[Start of Information shown]

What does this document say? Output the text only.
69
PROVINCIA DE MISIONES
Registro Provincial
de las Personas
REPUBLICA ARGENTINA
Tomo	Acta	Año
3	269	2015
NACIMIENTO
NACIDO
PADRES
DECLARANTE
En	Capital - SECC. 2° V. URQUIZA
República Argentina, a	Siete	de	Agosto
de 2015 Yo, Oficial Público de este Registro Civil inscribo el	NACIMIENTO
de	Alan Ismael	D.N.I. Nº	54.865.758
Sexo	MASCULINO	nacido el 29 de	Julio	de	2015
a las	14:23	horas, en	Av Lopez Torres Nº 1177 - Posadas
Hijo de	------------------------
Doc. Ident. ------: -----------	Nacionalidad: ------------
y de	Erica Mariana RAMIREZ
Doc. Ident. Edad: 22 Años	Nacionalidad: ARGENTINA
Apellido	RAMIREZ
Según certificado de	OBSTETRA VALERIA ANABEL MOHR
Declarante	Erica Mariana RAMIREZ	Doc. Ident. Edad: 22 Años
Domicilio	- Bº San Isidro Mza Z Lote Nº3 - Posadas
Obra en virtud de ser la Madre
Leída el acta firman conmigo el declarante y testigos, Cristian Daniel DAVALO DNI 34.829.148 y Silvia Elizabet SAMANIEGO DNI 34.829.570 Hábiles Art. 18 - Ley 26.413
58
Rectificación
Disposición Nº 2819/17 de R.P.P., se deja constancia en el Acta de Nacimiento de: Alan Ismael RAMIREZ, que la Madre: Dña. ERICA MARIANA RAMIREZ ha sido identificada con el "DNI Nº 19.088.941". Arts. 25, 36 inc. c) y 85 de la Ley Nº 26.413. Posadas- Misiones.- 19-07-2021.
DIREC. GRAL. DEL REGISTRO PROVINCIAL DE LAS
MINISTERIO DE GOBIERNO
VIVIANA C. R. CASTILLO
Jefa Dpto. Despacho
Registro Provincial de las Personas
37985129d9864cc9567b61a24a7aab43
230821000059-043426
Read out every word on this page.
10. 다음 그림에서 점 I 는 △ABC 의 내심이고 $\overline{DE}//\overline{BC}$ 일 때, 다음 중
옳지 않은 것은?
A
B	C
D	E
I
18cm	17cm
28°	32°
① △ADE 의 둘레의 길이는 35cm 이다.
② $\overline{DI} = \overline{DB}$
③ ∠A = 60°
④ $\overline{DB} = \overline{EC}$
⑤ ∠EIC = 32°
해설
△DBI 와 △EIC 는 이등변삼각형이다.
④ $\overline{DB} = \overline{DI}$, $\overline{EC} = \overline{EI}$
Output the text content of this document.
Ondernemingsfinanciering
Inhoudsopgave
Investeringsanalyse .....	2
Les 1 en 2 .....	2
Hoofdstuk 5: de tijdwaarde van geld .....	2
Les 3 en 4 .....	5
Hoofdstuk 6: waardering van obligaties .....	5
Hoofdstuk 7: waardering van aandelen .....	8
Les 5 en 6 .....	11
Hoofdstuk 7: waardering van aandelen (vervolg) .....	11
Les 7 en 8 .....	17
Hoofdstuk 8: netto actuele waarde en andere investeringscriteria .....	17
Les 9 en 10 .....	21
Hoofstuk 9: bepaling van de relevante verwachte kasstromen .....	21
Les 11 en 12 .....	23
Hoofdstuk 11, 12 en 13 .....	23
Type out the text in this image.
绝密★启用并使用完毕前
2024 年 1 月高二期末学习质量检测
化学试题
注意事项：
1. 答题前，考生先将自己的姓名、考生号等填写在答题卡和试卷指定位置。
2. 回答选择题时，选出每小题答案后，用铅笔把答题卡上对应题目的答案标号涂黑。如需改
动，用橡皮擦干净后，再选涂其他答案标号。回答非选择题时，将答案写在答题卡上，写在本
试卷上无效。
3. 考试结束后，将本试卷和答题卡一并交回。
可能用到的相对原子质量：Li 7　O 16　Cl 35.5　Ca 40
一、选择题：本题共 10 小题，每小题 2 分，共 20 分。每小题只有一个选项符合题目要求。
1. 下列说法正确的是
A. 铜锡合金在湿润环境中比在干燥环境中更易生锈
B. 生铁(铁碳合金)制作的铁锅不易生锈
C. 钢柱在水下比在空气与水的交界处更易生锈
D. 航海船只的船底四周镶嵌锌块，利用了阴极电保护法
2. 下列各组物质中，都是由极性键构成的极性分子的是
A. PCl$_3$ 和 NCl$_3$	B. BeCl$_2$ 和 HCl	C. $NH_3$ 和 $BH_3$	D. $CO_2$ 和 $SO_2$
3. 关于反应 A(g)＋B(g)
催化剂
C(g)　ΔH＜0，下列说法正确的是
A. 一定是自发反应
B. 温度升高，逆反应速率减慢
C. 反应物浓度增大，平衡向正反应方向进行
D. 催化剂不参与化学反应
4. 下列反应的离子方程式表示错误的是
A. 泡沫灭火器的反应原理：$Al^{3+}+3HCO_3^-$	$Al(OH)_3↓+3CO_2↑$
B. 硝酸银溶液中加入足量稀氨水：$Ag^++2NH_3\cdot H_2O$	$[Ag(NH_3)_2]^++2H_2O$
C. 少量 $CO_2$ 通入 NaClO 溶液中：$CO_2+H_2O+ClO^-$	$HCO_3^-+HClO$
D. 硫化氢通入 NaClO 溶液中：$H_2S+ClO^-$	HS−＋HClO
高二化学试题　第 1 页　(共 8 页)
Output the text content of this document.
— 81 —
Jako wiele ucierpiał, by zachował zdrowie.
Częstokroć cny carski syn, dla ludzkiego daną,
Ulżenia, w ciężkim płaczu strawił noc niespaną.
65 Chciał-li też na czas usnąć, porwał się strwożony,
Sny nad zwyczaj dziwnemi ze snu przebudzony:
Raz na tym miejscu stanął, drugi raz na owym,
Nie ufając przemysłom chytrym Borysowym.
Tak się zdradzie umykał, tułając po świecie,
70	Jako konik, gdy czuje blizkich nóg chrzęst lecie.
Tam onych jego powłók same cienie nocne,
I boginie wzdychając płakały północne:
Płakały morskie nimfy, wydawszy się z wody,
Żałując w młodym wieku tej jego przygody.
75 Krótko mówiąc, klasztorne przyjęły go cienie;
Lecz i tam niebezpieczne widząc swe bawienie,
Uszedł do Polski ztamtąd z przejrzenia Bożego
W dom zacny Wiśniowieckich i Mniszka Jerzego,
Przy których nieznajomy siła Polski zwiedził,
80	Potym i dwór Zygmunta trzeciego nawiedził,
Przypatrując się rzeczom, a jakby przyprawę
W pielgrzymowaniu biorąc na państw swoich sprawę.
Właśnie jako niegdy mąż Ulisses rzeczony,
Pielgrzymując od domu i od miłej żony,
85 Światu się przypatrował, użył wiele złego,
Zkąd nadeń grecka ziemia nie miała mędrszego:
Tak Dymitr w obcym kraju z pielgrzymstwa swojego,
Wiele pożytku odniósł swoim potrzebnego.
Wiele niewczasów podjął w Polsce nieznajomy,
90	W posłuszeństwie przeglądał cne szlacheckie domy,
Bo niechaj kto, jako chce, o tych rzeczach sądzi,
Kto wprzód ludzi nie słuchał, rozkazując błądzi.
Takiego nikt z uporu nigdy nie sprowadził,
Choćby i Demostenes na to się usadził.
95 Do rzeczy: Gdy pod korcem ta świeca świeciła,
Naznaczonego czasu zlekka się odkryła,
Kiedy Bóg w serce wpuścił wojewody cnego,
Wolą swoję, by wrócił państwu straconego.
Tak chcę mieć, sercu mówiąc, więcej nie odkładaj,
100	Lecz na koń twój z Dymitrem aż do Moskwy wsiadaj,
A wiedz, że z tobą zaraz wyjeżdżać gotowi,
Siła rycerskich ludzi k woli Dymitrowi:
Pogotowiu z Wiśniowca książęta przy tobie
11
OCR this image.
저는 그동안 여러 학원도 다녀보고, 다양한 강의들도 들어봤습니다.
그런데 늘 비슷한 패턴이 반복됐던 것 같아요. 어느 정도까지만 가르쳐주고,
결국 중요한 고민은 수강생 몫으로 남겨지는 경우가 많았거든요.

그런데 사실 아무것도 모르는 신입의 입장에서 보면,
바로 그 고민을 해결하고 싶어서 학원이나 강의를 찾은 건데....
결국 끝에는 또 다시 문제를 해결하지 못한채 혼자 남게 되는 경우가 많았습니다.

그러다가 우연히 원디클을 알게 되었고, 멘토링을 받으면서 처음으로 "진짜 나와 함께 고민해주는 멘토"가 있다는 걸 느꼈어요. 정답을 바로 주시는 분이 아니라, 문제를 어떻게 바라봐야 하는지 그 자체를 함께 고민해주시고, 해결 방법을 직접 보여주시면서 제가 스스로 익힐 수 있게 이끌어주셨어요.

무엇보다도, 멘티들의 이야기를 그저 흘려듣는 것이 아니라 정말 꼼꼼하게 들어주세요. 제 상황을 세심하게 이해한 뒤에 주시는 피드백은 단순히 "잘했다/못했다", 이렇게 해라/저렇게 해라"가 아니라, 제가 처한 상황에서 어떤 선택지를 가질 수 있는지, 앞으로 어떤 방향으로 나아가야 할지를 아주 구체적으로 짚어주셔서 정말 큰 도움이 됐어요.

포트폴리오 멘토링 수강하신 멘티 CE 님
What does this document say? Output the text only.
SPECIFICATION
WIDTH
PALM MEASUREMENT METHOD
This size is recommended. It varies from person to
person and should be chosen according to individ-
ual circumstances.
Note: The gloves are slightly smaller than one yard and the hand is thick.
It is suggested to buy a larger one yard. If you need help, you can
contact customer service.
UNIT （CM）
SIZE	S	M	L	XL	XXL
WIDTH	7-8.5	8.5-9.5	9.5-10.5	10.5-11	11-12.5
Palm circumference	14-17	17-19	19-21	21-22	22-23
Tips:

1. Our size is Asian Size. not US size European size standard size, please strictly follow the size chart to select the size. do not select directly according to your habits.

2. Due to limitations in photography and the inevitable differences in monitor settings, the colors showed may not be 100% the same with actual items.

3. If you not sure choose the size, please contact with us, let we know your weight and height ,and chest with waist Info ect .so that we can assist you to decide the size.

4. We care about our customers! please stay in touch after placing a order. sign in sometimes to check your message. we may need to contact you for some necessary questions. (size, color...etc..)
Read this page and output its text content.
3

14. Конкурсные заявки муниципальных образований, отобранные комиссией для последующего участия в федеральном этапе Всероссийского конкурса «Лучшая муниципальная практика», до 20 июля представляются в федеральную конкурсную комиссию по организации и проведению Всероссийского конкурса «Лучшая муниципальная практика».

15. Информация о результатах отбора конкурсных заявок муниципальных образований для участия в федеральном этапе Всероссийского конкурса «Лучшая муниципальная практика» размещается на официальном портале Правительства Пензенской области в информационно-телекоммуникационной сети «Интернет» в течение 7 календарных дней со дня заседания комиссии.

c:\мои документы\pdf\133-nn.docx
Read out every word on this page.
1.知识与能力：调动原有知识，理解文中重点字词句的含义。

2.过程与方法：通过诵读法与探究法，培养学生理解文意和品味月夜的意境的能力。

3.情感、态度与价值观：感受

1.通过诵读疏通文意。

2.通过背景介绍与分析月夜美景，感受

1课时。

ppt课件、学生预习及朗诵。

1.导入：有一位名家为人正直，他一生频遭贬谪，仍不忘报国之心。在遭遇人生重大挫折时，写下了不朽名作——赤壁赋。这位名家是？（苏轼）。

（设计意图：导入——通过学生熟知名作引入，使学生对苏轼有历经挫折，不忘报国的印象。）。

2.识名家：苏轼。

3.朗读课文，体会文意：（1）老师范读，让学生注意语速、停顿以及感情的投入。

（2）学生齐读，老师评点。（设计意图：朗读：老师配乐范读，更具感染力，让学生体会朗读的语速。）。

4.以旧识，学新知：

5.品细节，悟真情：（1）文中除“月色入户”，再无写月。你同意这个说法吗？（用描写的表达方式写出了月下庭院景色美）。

[End of Information shown]

### Given exercise
Only the lines from the one containing "Read this page and output its text content." to the end of the records should be repeated, exactly as they appear.

### Response
Read this page and output its text content.
3

14. Конкурсные заявки муниципальных образований, отобранные комиссией для последующего участия в федеральном этапе Всероссийского конкурса «Лучшая муниципальная практика», до 20 июля представляются в федеральную конкурсную комиссию по организации и проведению Всероссийского конкурса «Лучшая муниципальная практика».

15. Информация о результатах отбора конкурсных заявок муниципальных образований для участия в федеральном этапе Всероссийского конкурса «Лучшая муниципальная практика» размещается на официальном портале Правительства Пензенской области в информационно-телекоммуникационной сети «Интернет» в течение 7 календарных дней со дня заседания комиссии.

c:\мои документы\pdf\133-nn.docx
Read out every word on this page.
1.知识与能力：调动原有知识，理解文中重点字词句的含义。

2.过程与方法：通过诵读法与探究法，培养学生理解文意和品味月夜的意境的能力。

3.情感、态度与价值观：感受

1.通过诵读疏通文意。

2.通过背景介绍与分析月夜美景，感受

1课时。

ppt课件、学生预习及朗诵。

1.导入：有一位名家为人正直，他一生频遭贬谪，仍不忘报国之心。在遭遇人生重大挫折时，写下了不朽名作——赤壁赋。这位名家是？（苏轼）。

（设计意图：导入——通过学生熟知名作引入，使学生对苏轼有历经挫折，不忘报国的印象。）。

2.识名家：苏轼。

3.朗读课文，体会文意：（1）老师范读，让学生注意语速、停顿以及感情的投入。

（2）学生齐读，老师评点。（设计意图：朗读：老师配乐范读，更具感染力，让学生体会朗读的语速。）。

4.以旧识，学新知：

5.品细节，悟真情：（1）文中除“月色入户”，再无写月。你同意这个说法吗？（用描写的表达方式写出了月下庭院景色美）。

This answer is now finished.